Problem set:
• 1. In the news report on Swiss hedge fund managers, about what share of the 92 surveyed firms would pick Liechtenstein over supervision by the Swiss Financial Market Supervisory Authority?
• 2. Carry on the news report on Swiss hedge fund managers, picking up right after its final paragraph.

Excerpt to read:

Dec. 12 (Bloomberg) -- Swiss hedge fund managers are considering relocating to neighboring Liechtenstein to sidestep tougher regulations being introduced in Switzerland and gain access to the European Union, PricewaterhouseCoopers LLP said.
About 47 percent of the 92 firms surveyed, including managers of hedge funds, private equity and real estate, would pick EU member Liechtenstein over being supervised by the Bern-based Swiss Financial Market Supervisory Authority, PwC said. The move would allow them earlier access to EU markets under a new regulatory regime for alternative investment managers.
“Until now, Switzerland offered one of the most lenient private investment regimes in Europe, if not the world,” said Guenther Dobrauz, head of asset management regulatory and compliance services at PricewaterhouseCoopers AG in Zurich. “This is about to change.”
Switzerland has amended legislation to mirror the EU’s Alternative Investment Fund Managers Directive, tightening risk, compliance and auditing standards and increasing fund transparency. Managers from countries that don’t pass equivalent laws won’t be able to market to EU investors.

Provided records:
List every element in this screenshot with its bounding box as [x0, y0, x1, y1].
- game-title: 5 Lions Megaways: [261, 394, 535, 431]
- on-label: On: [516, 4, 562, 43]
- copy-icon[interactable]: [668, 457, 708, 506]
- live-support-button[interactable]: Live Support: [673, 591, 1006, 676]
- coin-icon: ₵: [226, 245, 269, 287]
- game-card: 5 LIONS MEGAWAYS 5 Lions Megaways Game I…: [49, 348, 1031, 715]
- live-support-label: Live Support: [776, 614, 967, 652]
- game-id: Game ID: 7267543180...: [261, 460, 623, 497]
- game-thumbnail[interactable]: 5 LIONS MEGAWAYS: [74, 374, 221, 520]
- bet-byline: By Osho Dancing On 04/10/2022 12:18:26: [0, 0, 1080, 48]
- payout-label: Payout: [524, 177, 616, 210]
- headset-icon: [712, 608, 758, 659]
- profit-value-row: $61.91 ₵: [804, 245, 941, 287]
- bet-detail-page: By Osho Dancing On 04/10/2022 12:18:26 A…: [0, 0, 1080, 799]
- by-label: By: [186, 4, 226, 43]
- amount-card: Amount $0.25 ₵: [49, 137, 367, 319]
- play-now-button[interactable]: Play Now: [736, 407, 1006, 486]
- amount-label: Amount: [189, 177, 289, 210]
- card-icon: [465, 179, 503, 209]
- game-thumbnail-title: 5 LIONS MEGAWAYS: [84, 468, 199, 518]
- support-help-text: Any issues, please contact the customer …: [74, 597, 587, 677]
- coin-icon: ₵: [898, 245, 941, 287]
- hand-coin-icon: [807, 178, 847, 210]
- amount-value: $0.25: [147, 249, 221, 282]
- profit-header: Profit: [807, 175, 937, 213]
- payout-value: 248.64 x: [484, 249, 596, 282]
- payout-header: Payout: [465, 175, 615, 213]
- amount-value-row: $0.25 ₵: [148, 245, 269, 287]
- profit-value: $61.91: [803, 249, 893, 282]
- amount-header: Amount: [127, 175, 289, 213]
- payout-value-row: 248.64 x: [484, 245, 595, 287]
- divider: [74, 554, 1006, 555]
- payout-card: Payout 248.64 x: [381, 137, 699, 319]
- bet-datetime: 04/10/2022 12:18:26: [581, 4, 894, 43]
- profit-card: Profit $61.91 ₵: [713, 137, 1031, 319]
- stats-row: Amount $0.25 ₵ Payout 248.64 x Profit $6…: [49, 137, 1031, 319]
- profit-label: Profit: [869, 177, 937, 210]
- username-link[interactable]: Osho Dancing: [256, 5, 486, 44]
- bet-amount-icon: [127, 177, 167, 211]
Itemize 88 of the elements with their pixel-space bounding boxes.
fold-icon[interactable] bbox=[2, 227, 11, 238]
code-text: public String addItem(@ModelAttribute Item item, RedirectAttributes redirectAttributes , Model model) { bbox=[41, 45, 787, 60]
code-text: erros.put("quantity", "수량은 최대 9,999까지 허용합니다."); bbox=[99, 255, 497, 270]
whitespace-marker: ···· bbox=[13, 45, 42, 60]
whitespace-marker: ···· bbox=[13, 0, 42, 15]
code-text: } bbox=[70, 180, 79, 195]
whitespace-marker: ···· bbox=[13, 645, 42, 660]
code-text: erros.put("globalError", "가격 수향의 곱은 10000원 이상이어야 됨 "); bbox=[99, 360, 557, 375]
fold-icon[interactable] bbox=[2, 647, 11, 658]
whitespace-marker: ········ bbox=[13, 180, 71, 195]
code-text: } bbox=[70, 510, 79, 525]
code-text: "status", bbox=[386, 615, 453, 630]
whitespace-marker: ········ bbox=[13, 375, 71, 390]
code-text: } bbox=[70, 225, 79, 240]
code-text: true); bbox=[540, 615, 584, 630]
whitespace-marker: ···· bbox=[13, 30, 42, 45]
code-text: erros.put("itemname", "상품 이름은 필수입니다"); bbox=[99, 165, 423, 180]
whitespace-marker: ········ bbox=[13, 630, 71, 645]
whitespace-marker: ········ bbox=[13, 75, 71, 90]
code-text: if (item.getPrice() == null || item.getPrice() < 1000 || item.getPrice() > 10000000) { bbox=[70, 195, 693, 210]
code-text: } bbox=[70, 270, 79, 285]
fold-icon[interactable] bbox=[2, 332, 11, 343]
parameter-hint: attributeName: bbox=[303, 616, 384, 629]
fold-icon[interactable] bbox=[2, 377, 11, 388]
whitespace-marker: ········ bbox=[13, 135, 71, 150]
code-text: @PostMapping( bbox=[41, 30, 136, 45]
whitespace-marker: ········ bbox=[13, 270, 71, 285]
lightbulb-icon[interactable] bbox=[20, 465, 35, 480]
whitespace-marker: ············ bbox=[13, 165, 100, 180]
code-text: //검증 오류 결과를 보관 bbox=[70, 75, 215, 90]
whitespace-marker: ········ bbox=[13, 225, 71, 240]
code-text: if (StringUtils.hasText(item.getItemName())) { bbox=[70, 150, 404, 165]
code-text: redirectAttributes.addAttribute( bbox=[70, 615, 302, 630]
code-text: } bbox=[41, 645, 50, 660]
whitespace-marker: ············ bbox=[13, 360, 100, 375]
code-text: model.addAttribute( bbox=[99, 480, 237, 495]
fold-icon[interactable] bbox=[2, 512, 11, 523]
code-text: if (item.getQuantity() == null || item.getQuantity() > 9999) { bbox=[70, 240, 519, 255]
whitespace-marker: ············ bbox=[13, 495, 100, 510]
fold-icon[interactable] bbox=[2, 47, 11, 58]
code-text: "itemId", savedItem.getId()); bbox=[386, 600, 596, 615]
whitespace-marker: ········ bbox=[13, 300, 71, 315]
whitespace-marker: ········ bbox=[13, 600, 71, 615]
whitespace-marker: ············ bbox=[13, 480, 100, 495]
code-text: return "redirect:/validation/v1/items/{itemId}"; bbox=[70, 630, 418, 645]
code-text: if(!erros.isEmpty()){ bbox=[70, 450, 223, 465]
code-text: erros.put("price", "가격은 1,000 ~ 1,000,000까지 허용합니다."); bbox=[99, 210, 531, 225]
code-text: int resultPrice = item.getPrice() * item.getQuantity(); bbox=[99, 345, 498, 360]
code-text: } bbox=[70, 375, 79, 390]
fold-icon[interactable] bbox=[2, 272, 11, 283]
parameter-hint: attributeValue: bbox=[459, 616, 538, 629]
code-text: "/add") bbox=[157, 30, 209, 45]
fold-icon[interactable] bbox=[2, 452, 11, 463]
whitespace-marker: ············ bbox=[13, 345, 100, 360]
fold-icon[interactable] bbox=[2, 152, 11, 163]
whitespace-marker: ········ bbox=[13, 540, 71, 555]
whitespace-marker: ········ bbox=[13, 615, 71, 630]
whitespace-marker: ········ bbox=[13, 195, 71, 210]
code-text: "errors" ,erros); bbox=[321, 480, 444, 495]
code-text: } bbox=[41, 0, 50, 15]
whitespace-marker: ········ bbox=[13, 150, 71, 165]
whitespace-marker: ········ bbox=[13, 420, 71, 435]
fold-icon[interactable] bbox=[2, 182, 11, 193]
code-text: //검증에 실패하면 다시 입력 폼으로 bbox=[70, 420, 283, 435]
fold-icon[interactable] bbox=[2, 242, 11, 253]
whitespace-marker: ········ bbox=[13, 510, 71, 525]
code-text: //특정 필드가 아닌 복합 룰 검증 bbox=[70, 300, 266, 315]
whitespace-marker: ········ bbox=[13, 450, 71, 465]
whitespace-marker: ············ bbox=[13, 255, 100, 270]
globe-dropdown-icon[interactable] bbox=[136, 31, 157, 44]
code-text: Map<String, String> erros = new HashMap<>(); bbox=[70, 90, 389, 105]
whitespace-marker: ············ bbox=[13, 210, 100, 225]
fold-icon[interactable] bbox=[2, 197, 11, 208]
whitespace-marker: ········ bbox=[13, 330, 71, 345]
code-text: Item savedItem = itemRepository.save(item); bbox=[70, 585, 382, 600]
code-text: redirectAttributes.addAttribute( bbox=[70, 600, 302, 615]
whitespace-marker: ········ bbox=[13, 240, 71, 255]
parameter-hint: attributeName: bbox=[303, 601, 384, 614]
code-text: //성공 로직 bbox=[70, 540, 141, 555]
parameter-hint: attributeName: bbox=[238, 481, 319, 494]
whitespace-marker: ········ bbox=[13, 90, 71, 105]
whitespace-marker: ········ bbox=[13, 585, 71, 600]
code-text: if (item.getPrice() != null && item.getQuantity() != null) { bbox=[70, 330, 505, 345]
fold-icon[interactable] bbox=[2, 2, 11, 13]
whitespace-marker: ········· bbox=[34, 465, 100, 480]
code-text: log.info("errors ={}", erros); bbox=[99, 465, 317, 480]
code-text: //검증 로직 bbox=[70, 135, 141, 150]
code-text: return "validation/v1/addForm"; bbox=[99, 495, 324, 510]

Expected results:
• 1. About 47 percent.

• 2.
While the EU directive comes into force next year, more than 400 Swiss alternative investment firms may have to wait until at least 2015 before obtaining a “passport” to participate in the EU market. Firms with managers in Switzerland or offshore jurisdictions will get quicker access to the EU if they relocate them to Liechtenstein rather than operate from Switzerland, according to the report.
Almost three-quarters of firms surveyed said they selected Switzerland for proximity to family and friends, while only 39 percent cited corporate taxes as an advantage. In future, regulatory conditions and the practices of the supervisory authority will be the most important criteria, PwC said.